> TEXT PASSAGE:
────────────────────────────────────────
The independent analysis provided baseline information that has helped in revealing useful insights on the public’s sentiment toward the Science of Reading as a concept and the words that were frequent in those discussions. In this discussion, I will use the research questions to guide the presentation of the findings.

What are the most frequent words that represent Science of Reading discussions in Twitter?

The analysis revealed that words such as “literacy”, “debates”, “students”, instruction” and “debates” were prevalent in Twitter posts regarding the science of reading. In interpreting these words, it can be seen that the tweets were mostly focused on students who are the intended target group.

What is the overall sentiment toward Science of Reading in social network platforms such as Twitter?

From the sentiment analysis, the findings indicate that the overall sentiment toward science of reading is positive. The specific percentage scores for each lexicons are 73% for Afinn, 59% for Bing and 73% for NRC. The use of these three lexicons was important for enhancing the validity of the sentiment analysis. The visualization shows the findings from these lexicons did not vary much. Afinn and NRC almost yielded the same scores for the tweets analyzed.
────────────────────────────────────────
> SUPPLIED MATERIAL:
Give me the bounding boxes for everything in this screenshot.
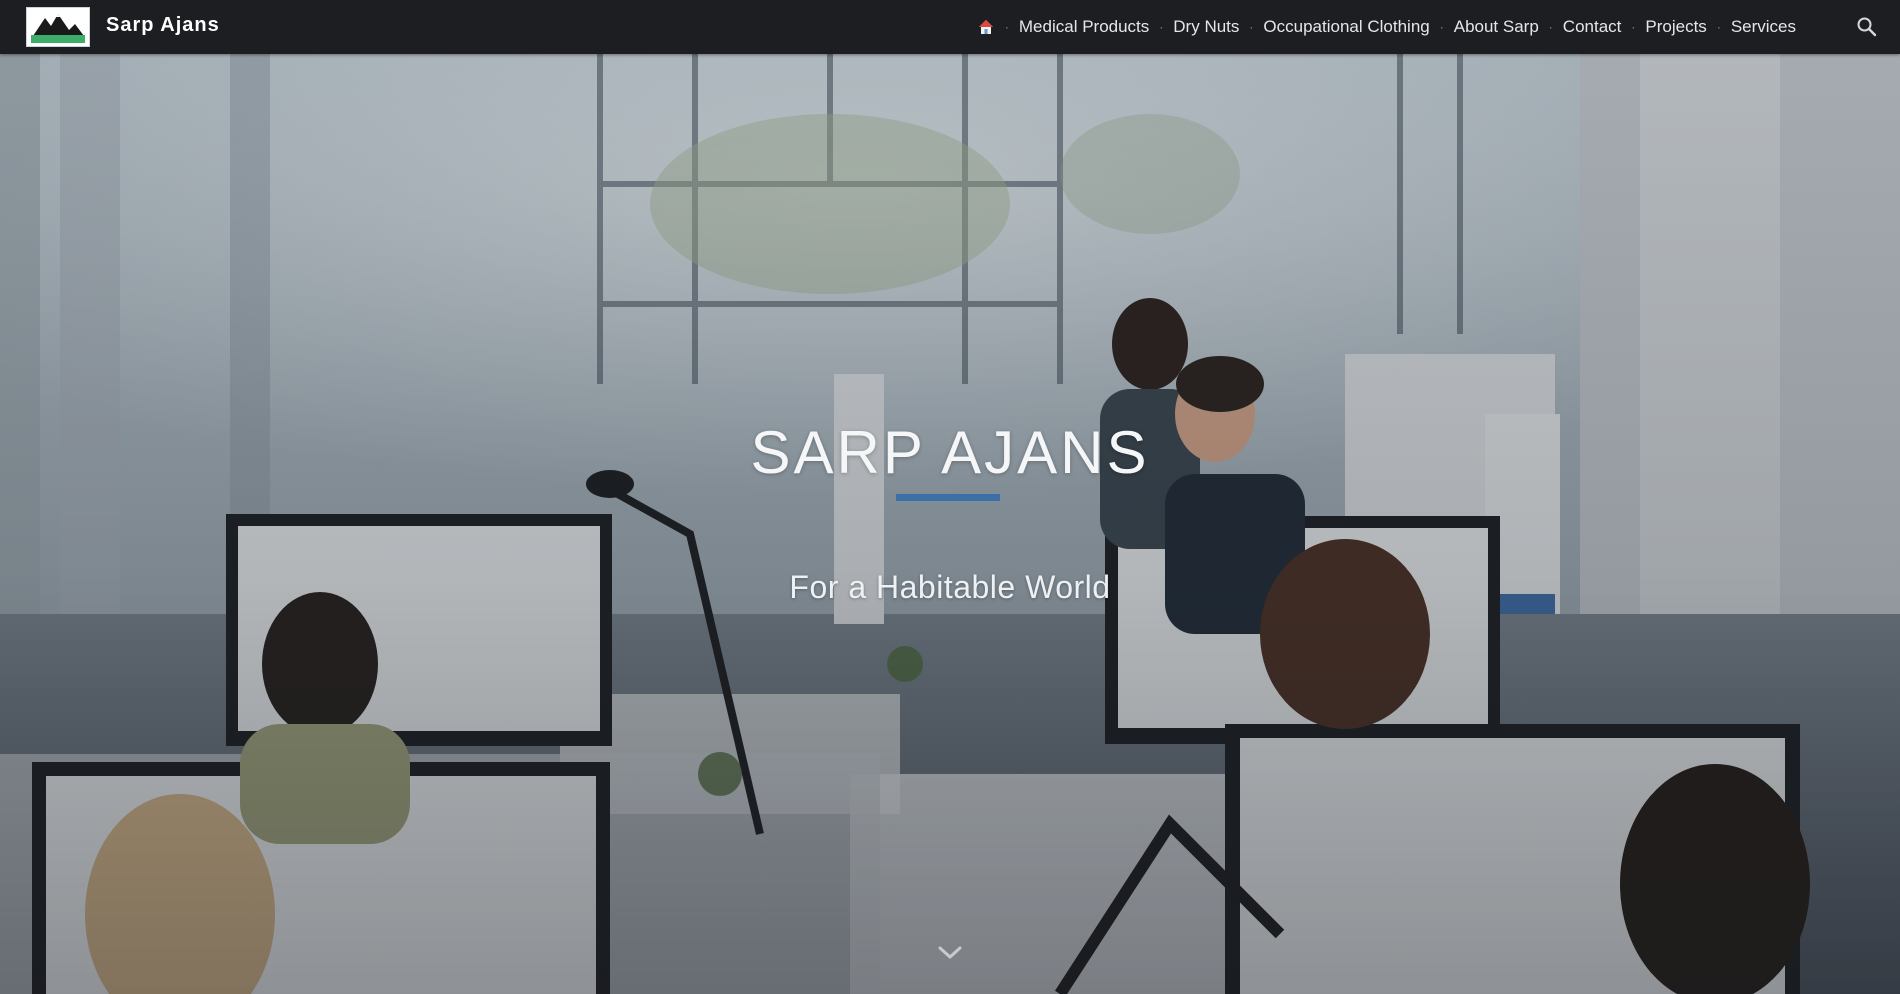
────────────────────────────────────────
> THINGS TO DO:
(1) Repeat word for word the part of the Science of Reading sentiment analysis starting at "The analysis revealed" and ending at "the tweets analyzed.".
(2) Continue the Science of Reading sentiment analysis from the point where it stops.

> OUTPUTS IN ORDER:
(1)
The analysis revealed that words such as “literacy”, “debates”, “students”, instruction” and “debates” were prevalent in Twitter posts regarding the science of reading. In interpreting these words, it can be seen that the tweets were mostly focused on students who are the intended target group.

What is the overall sentiment toward Science of Reading in social network platforms such as Twitter?

From the sentiment analysis, the findings indicate that the overall sentiment toward science of reading is positive. The specific percentage scores for each lexicons are 73% for Afinn, 59% for Bing and 73% for NRC. The use of these three lexicons was important for enhancing the validity of the sentiment analysis. The visualization shows the findings from these lexicons did not vary much. Afinn and NRC almost yielded the same scores for the tweets analyzed.

(2)
Limitations

Based on the scope, this analysis has a number of limitations. The major one includes the number of observations used to perform the study. Due to the limitations of the developer account, the only tweets that could be imported were from the past 9 days. Such analysis requires data to be collected over a period of time to make sure the corpus is sufficient for a more accurate analysis. Secondly, this analysis was very general especially in gleaning sentiment from the public. It would have been useful to find a way of classifying these tweets according to who posted them. Classifying the sentiment according to positions and roles would have provided further meaning to the study. For instance, the opinion of teachers who are expected to undergo training to implement the legislation would be different from the sentiment of parents or policy makers who are already convinced on the positive results from the Science of Reading (Pondiscio,2021). This also provides opportunities for further research and ways that this study could be improved.

Implications

As much as the findings are limited, they can still provide foundational information for policy, research and practice. The public sentiment on science of reading can provide some entry level information for reformers, policy makers, educators and researchers who are looking into science of reading and the implementation of the legislation in the NC education system. The keywords can provide an indication of where the discussions in the social networks are headed and what issues are the primary concern.

References

Krumm, A., Means, B., & Bienkowski, M. (2018). Learning analytics goes to school: A collaborative approach to improving education. Routledge.

Snowling, M. J., & Hulme, C. E. (2005). The science of reading: A handbook. Blackwell Publishing.